▸ **Prompt**
Please retype every line of the material below, character for character, with nothing added or left out.

▸ **Supplied entries**
::::::::::
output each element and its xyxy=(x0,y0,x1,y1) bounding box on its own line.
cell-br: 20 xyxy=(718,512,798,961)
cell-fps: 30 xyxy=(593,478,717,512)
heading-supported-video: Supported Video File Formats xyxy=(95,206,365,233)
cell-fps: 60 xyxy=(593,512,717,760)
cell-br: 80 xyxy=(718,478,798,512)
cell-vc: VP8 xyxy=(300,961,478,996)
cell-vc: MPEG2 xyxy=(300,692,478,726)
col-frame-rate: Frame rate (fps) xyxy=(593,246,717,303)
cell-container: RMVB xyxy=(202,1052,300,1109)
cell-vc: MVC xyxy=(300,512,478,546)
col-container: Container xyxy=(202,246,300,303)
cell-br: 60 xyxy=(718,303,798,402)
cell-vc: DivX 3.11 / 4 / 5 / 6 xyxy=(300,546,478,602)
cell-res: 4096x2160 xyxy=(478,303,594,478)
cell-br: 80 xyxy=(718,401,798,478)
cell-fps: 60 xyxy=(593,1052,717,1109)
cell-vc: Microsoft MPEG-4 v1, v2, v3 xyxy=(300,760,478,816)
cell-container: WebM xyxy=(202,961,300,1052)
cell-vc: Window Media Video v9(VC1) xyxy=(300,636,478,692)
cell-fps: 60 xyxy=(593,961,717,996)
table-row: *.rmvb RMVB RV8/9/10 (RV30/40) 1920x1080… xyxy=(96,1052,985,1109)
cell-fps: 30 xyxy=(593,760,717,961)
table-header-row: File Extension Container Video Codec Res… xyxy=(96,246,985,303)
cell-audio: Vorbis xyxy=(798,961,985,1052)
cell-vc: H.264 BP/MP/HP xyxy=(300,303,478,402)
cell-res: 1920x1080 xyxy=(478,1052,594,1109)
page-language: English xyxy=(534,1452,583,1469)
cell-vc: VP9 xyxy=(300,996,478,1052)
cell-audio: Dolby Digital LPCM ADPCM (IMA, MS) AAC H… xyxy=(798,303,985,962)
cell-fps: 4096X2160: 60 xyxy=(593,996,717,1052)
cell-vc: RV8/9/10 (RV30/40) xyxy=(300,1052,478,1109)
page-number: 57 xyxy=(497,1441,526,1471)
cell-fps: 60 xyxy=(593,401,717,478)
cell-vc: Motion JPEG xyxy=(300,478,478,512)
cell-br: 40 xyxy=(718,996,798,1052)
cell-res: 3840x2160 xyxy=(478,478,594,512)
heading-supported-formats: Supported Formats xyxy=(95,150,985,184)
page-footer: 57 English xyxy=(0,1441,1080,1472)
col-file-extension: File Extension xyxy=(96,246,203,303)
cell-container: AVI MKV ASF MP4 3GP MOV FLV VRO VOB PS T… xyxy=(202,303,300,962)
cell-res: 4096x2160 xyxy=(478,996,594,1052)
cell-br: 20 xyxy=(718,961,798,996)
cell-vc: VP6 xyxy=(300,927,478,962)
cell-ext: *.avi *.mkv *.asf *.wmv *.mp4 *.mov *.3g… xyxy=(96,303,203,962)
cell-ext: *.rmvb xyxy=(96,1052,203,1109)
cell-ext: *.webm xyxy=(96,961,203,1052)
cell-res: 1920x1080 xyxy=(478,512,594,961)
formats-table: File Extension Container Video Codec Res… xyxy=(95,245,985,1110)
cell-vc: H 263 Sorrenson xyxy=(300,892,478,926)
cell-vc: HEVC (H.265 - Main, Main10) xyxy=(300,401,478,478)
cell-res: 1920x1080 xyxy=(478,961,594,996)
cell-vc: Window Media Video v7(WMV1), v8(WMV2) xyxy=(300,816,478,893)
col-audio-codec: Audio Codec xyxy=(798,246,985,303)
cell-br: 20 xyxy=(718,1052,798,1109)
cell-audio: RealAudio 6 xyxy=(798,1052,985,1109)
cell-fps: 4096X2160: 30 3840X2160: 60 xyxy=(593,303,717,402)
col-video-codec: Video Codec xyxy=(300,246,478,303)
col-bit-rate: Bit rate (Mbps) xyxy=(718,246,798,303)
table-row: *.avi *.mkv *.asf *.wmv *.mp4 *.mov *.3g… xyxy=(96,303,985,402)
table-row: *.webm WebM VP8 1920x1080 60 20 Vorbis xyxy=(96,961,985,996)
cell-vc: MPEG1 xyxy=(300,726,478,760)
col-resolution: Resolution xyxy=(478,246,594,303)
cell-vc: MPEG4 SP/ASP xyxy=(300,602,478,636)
::::::::::
▸ **Solution to the exercise**
output each element and its xyxy=(x0,y0,x1,y1) bounding box on its own line.
cell-br: 20 xyxy=(718,512,798,961)
cell-fps: 30 xyxy=(593,478,717,512)
heading-supported-video: Supported Video File Formats xyxy=(95,206,365,233)
cell-fps: 60 xyxy=(593,512,717,760)
cell-br: 80 xyxy=(718,478,798,512)
cell-vc: VP8 xyxy=(300,961,478,996)
cell-vc: MPEG2 xyxy=(300,692,478,726)
col-frame-rate: Frame rate (fps) xyxy=(593,246,717,303)
cell-container: RMVB xyxy=(202,1052,300,1109)
cell-vc: MVC xyxy=(300,512,478,546)
col-container: Container xyxy=(202,246,300,303)
cell-br: 60 xyxy=(718,303,798,402)
cell-vc: DivX 3.11 / 4 / 5 / 6 xyxy=(300,546,478,602)
cell-res: 4096x2160 xyxy=(478,303,594,478)
cell-br: 80 xyxy=(718,401,798,478)
cell-fps: 60 xyxy=(593,1052,717,1109)
cell-vc: Microsoft MPEG-4 v1, v2, v3 xyxy=(300,760,478,816)
cell-container: WebM xyxy=(202,961,300,1052)
cell-vc: Window Media Video v9(VC1) xyxy=(300,636,478,692)
cell-fps: 60 xyxy=(593,961,717,996)
table-row: *.rmvb RMVB RV8/9/10 (RV30/40) 1920x1080… xyxy=(96,1052,985,1109)
cell-fps: 30 xyxy=(593,760,717,961)
table-header-row: File Extension Container Video Codec Res… xyxy=(96,246,985,303)
cell-audio: Vorbis xyxy=(798,961,985,1052)
cell-vc: H.264 BP/MP/HP xyxy=(300,303,478,402)
cell-res: 1920x1080 xyxy=(478,1052,594,1109)
page-language: English xyxy=(534,1452,583,1469)
cell-vc: VP9 xyxy=(300,996,478,1052)
cell-audio: Dolby Digital LPCM ADPCM (IMA, MS) AAC H… xyxy=(798,303,985,962)
cell-fps: 4096X2160: 60 xyxy=(593,996,717,1052)
cell-vc: RV8/9/10 (RV30/40) xyxy=(300,1052,478,1109)
page-number: 57 xyxy=(497,1441,526,1471)
cell-fps: 60 xyxy=(593,401,717,478)
cell-vc: Motion JPEG xyxy=(300,478,478,512)
cell-br: 40 xyxy=(718,996,798,1052)
cell-res: 3840x2160 xyxy=(478,478,594,512)
heading-supported-formats: Supported Formats xyxy=(95,150,985,184)
page-footer: 57 English xyxy=(0,1441,1080,1472)
col-file-extension: File Extension xyxy=(96,246,203,303)
cell-container: AVI MKV ASF MP4 3GP MOV FLV VRO VOB PS T… xyxy=(202,303,300,962)
cell-res: 4096x2160 xyxy=(478,996,594,1052)
cell-br: 20 xyxy=(718,961,798,996)
cell-vc: VP6 xyxy=(300,927,478,962)
cell-ext: *.avi *.mkv *.asf *.wmv *.mp4 *.mov *.3g… xyxy=(96,303,203,962)
cell-ext: *.rmvb xyxy=(96,1052,203,1109)
cell-ext: *.webm xyxy=(96,961,203,1052)
cell-res: 1920x1080 xyxy=(478,512,594,961)
formats-table: File Extension Container Video Codec Res… xyxy=(95,245,985,1110)
cell-vc: H 263 Sorrenson xyxy=(300,892,478,926)
cell-vc: HEVC (H.265 - Main, Main10) xyxy=(300,401,478,478)
cell-res: 1920x1080 xyxy=(478,961,594,996)
cell-vc: Window Media Video v7(WMV1), v8(WMV2) xyxy=(300,816,478,893)
col-audio-codec: Audio Codec xyxy=(798,246,985,303)
cell-br: 20 xyxy=(718,1052,798,1109)
cell-audio: RealAudio 6 xyxy=(798,1052,985,1109)
cell-fps: 4096X2160: 30 3840X2160: 60 xyxy=(593,303,717,402)
col-video-codec: Video Codec xyxy=(300,246,478,303)
col-bit-rate: Bit rate (Mbps) xyxy=(718,246,798,303)
table-row: *.avi *.mkv *.asf *.wmv *.mp4 *.mov *.3g… xyxy=(96,303,985,402)
table-row: *.webm WebM VP8 1920x1080 60 20 Vorbis xyxy=(96,961,985,996)
cell-vc: MPEG1 xyxy=(300,726,478,760)
col-resolution: Resolution xyxy=(478,246,594,303)
cell-vc: MPEG4 SP/ASP xyxy=(300,602,478,636)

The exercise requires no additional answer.